Show each line from the listing that includes the word "количественная".
* * * * *
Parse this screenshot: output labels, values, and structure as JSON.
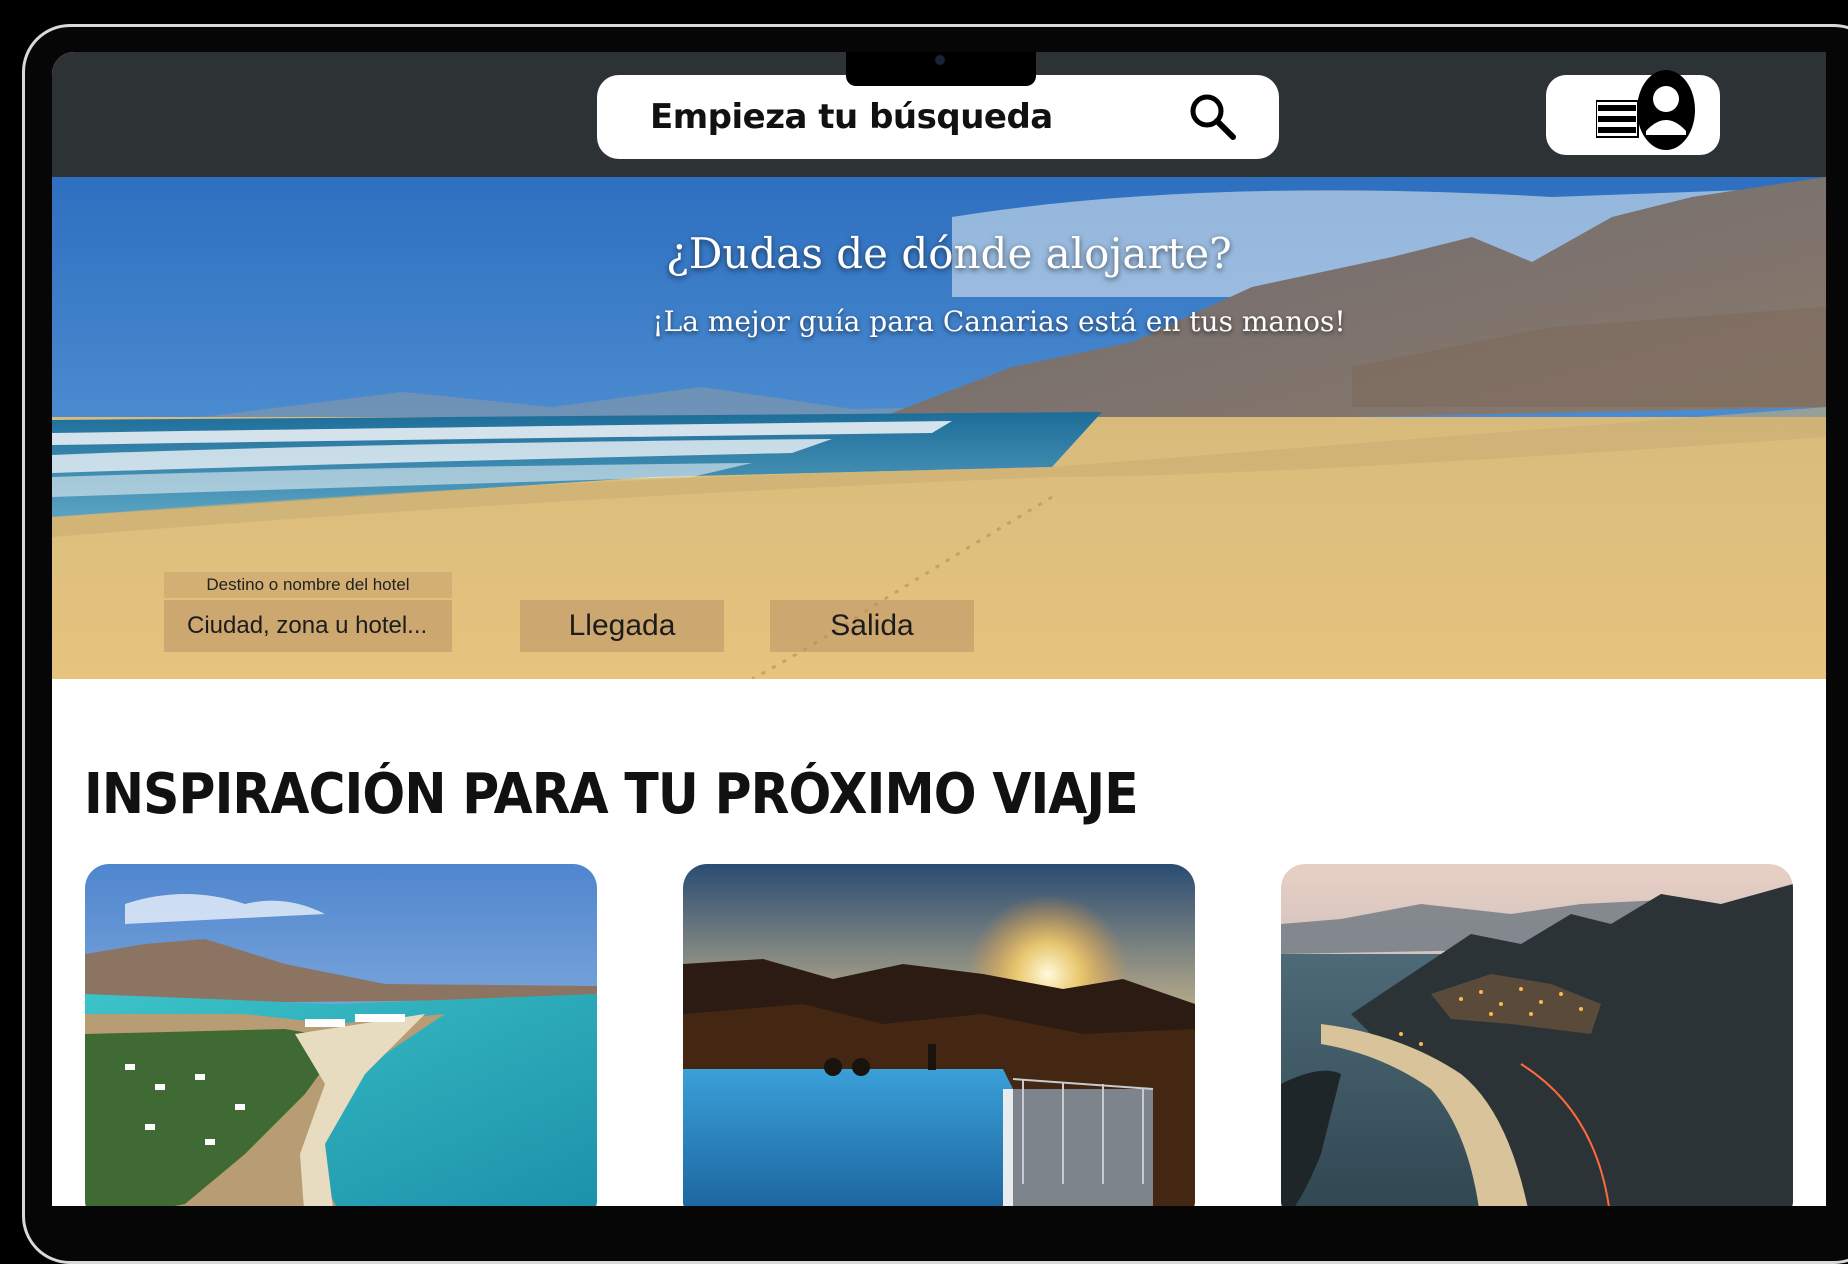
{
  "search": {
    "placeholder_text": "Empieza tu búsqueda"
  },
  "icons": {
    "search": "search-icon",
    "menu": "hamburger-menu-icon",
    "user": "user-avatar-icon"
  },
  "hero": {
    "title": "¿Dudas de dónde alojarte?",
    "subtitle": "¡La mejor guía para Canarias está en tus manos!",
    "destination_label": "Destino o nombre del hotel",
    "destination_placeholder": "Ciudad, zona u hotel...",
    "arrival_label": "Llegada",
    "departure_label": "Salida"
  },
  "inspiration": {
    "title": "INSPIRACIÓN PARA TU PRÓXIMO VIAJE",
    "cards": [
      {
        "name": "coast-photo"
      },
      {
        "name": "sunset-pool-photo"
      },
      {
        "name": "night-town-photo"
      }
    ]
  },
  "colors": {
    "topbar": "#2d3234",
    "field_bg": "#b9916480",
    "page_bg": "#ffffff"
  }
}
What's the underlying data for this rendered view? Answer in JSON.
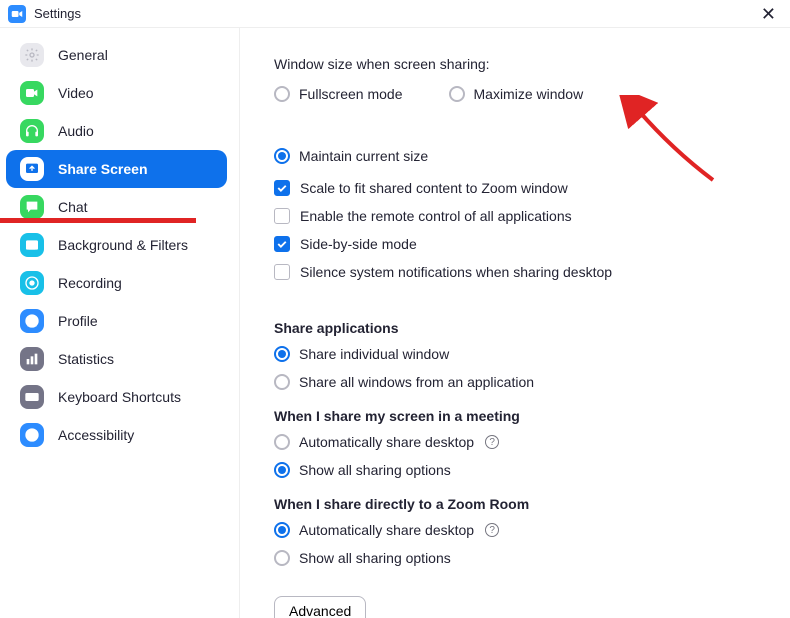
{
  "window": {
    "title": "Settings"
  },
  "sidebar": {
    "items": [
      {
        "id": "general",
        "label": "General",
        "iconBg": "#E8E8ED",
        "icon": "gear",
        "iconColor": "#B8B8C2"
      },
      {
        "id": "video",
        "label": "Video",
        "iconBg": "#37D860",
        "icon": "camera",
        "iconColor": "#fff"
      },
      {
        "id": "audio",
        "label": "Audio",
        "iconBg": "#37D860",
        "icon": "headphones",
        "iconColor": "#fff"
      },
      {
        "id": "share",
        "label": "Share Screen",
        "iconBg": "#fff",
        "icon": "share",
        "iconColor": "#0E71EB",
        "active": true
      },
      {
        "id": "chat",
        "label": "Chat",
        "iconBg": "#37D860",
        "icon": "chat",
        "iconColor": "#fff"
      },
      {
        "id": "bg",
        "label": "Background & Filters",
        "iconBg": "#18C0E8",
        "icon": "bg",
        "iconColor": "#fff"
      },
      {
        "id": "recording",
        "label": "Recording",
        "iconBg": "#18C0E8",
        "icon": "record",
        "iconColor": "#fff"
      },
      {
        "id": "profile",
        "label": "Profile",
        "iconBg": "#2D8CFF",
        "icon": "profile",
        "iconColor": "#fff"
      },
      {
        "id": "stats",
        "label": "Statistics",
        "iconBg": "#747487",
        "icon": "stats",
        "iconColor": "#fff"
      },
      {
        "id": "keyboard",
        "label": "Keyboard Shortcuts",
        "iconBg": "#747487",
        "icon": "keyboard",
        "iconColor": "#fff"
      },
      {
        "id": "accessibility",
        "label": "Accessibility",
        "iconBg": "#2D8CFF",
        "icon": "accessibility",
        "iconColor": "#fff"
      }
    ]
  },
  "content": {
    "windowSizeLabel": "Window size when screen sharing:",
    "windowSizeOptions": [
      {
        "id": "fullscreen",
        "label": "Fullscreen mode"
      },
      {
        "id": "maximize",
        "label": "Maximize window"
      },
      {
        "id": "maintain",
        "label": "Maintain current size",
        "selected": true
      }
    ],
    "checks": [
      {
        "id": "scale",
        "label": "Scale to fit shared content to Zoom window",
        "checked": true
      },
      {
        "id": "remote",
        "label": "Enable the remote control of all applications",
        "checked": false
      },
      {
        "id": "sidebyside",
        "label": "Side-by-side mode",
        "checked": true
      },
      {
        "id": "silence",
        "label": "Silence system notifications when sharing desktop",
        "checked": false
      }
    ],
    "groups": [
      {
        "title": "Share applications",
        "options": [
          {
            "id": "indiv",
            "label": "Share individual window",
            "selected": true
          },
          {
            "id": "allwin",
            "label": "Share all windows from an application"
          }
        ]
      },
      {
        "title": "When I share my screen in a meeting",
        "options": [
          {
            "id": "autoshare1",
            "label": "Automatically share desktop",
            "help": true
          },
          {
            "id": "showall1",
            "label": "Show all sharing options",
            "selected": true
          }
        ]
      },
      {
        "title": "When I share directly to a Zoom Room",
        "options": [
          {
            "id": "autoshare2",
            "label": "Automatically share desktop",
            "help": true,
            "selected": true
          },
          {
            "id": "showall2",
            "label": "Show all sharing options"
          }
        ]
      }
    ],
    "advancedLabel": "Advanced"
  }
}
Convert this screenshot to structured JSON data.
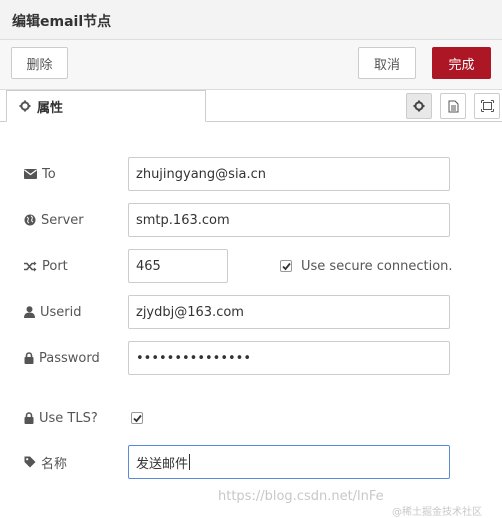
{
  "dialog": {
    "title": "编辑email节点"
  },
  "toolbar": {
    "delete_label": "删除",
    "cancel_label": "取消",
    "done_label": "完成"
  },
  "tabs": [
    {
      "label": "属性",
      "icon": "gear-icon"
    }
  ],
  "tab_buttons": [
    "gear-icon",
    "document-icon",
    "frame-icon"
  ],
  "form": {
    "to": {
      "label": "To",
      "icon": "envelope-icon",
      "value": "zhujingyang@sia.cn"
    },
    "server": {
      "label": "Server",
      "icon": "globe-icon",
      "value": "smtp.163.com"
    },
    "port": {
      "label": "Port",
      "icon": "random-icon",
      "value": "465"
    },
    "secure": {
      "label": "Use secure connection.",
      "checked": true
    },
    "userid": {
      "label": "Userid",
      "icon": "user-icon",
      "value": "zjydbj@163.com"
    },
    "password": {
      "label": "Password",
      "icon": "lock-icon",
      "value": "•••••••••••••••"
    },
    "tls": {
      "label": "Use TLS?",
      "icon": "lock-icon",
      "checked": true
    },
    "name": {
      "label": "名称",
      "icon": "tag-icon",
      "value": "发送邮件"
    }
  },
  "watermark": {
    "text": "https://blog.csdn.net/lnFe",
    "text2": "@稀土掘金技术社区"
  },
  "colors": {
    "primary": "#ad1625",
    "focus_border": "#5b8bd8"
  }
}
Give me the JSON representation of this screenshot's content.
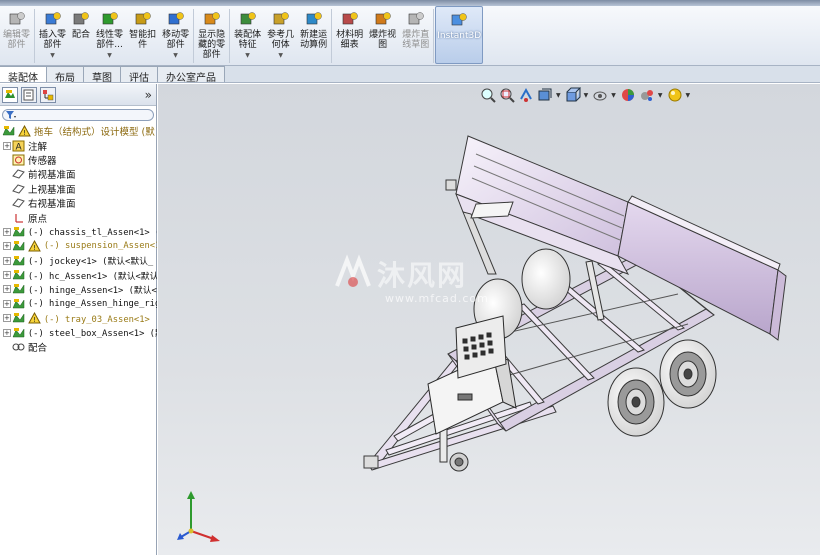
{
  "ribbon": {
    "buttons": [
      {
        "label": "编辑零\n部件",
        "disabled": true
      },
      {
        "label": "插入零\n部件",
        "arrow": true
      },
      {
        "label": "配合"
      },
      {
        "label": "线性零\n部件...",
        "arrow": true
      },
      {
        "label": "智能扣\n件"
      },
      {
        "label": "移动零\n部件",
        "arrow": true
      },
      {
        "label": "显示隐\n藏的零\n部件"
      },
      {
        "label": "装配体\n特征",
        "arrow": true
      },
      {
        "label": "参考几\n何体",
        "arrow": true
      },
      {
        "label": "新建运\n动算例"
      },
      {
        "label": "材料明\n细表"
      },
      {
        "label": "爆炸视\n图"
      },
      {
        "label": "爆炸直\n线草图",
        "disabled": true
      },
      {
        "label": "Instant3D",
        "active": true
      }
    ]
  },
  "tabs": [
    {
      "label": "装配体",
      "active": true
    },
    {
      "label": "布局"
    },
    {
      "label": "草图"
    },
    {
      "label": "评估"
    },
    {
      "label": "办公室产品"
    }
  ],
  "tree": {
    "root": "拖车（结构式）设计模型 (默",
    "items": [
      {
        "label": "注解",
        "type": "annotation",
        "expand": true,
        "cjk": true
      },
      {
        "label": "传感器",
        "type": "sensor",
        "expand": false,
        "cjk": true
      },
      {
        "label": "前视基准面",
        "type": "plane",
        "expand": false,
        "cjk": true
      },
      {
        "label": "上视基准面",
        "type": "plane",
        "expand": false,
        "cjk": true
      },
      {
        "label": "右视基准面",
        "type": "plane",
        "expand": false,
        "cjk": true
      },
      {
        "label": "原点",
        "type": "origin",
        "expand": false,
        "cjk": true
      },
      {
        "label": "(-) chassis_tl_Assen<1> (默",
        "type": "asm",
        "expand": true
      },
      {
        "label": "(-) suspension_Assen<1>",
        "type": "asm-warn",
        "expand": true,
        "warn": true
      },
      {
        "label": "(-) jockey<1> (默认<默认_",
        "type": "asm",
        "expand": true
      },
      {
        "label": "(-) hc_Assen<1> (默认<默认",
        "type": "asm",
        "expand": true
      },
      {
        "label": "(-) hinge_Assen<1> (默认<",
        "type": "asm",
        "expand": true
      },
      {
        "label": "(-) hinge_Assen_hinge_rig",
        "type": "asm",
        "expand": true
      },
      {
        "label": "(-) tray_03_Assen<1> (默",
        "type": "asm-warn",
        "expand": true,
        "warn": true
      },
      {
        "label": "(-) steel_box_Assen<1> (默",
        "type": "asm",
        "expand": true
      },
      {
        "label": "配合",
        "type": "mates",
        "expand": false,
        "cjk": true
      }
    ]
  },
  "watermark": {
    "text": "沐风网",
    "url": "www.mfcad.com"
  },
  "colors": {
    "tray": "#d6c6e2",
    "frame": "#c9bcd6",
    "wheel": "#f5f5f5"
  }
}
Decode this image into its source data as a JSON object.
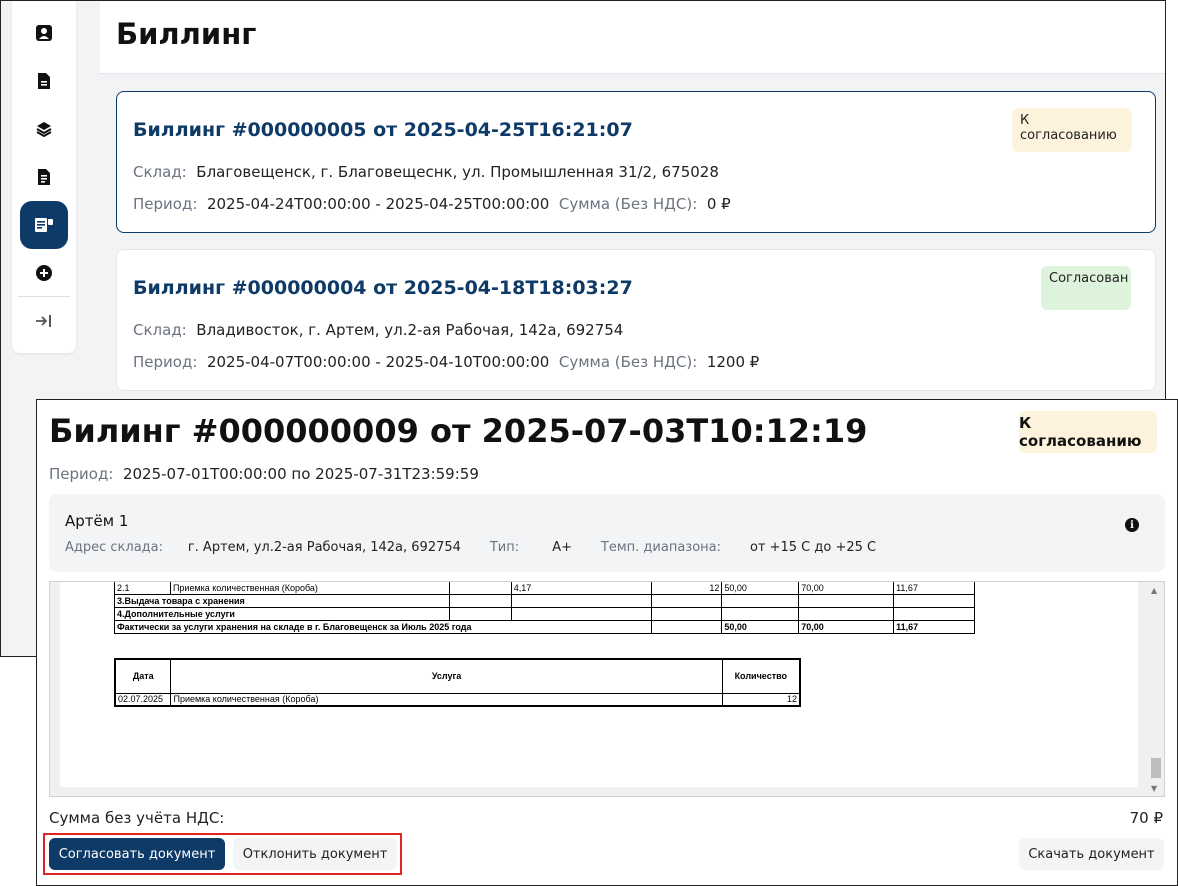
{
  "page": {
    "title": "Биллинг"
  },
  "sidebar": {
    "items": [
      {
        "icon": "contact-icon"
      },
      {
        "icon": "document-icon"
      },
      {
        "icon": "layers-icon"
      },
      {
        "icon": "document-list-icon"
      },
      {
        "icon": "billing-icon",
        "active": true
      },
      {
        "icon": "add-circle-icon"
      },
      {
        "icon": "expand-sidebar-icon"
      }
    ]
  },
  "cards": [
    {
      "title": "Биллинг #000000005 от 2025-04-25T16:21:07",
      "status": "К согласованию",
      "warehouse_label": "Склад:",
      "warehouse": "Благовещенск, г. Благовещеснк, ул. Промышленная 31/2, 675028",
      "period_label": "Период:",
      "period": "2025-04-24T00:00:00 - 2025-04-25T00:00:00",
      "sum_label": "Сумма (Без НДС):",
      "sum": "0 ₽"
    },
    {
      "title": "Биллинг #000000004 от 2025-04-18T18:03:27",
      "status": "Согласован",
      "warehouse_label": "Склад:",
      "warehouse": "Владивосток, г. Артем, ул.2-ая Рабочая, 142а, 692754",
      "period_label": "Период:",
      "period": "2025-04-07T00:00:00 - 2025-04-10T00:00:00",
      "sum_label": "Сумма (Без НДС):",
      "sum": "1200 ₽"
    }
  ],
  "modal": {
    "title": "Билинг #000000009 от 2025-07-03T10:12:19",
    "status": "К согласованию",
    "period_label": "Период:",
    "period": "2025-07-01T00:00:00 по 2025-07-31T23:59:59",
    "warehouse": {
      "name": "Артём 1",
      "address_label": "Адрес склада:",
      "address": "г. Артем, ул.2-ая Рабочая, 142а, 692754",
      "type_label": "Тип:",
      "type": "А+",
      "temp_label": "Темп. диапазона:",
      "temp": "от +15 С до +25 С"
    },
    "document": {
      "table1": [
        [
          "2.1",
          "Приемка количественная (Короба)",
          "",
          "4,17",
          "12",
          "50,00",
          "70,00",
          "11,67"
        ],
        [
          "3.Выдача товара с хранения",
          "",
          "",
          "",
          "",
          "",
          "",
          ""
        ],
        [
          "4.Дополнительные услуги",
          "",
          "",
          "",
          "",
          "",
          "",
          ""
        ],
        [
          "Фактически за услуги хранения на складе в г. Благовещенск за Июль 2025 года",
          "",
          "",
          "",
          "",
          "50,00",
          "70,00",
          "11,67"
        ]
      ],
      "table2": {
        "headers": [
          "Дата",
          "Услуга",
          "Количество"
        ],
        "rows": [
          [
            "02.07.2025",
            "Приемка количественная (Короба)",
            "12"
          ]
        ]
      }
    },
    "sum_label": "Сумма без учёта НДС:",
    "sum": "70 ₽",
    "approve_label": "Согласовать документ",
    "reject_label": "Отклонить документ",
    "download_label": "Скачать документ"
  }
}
* * * * *
◆ **Written solution**
          "Приемка количественная (Короба)",
            "Приемка количественная (Короба)",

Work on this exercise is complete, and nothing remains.